(Collected data entries)
+++
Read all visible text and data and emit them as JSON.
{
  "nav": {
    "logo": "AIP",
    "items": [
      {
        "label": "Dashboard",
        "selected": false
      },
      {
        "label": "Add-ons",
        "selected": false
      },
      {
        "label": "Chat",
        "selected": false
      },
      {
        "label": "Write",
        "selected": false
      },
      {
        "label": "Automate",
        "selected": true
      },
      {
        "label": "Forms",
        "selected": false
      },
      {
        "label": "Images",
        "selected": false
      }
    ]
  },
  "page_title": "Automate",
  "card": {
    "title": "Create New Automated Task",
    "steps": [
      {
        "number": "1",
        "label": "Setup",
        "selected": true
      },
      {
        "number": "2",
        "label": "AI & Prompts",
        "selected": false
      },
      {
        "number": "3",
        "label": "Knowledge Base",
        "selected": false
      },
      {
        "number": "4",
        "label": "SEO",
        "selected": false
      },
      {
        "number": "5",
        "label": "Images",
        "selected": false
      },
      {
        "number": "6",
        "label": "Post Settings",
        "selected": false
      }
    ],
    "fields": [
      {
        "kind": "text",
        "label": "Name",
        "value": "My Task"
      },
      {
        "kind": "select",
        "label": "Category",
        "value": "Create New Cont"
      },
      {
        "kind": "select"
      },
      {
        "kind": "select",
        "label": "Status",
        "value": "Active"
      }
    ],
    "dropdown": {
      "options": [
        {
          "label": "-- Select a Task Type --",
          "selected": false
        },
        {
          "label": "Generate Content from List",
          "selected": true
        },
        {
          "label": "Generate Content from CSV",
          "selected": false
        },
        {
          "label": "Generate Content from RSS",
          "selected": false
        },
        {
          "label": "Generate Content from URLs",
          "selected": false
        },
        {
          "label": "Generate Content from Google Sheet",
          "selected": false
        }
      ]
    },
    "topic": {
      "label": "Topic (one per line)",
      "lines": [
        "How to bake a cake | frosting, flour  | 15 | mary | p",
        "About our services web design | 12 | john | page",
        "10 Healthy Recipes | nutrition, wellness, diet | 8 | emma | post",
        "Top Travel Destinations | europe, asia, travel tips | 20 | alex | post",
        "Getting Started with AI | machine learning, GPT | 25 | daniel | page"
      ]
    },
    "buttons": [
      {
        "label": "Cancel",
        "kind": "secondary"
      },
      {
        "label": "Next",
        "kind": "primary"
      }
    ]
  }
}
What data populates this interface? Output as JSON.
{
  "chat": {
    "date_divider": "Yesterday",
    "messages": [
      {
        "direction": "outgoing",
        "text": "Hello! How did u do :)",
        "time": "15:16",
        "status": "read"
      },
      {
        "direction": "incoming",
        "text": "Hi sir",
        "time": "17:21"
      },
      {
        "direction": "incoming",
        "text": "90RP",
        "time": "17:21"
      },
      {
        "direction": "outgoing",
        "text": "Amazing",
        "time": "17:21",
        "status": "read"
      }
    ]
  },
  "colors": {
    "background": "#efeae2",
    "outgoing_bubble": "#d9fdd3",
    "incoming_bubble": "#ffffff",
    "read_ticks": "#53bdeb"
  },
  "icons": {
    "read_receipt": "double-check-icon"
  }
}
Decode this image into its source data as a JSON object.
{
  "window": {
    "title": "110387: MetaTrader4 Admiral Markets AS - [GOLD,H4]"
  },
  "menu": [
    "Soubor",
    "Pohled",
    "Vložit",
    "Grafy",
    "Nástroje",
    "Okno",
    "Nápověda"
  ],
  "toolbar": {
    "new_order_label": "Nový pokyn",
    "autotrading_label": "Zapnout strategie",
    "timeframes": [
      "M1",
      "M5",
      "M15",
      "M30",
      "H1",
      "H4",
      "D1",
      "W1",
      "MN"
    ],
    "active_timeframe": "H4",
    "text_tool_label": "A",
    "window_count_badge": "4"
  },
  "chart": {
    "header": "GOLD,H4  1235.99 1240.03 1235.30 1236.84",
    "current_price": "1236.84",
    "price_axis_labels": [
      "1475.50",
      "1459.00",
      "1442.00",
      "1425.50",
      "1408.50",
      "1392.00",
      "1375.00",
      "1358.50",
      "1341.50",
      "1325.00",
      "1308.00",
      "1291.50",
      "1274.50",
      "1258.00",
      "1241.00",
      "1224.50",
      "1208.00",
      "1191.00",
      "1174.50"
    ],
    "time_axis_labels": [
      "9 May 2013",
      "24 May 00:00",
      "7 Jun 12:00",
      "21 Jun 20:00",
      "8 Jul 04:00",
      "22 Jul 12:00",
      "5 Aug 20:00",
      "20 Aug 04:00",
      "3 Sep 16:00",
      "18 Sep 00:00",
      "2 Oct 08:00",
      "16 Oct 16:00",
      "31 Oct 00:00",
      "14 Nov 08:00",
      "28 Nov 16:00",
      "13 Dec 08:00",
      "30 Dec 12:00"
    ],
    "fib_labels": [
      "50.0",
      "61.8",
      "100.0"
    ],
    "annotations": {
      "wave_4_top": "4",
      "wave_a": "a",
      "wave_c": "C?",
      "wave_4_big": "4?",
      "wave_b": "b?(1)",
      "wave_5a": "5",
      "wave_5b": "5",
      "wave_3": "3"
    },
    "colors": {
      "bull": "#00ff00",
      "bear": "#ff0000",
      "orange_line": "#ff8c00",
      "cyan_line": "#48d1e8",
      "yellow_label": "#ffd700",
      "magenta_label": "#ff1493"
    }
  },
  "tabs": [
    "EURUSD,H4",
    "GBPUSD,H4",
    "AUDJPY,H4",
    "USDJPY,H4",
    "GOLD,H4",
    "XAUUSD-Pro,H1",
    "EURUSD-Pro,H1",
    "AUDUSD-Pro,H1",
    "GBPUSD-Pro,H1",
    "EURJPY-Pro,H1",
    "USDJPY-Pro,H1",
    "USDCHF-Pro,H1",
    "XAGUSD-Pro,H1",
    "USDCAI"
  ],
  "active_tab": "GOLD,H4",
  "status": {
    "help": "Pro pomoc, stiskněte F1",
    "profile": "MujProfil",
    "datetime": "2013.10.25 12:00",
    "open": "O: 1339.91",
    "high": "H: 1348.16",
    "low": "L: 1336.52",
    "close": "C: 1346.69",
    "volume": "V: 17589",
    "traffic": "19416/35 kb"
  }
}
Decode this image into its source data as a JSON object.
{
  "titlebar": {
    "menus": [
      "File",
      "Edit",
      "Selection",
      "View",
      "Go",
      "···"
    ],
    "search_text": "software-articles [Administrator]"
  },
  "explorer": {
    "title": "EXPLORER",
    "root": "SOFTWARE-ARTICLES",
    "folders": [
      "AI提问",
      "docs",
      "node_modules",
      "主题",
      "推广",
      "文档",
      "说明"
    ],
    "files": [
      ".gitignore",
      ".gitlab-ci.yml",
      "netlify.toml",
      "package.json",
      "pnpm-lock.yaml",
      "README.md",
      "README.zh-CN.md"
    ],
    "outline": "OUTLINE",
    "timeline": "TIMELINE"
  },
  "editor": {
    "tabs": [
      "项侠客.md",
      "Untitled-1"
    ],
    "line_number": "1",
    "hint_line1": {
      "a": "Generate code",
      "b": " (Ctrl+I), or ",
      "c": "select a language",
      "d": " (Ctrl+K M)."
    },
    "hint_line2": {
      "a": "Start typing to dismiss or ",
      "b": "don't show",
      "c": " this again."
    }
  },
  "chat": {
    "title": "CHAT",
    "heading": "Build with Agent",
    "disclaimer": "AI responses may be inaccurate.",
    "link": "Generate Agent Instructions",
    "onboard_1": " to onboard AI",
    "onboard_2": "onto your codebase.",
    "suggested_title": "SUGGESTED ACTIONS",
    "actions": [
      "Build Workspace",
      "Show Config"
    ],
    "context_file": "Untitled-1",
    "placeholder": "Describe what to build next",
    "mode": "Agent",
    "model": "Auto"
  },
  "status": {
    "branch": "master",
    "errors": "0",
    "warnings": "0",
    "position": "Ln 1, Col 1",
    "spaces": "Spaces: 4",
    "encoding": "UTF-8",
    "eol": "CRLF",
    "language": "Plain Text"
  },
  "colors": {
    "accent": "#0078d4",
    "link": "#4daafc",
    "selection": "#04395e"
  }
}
+++
Track down all lines above with the string "Content" and copy them.

          "label": "Generate Content from List",
          "label": "Generate Content from CSV",
          "label": "Generate Content from RSS",
          "label": "Generate Content from URLs",
          "label": "Generate Content from Google Sheet",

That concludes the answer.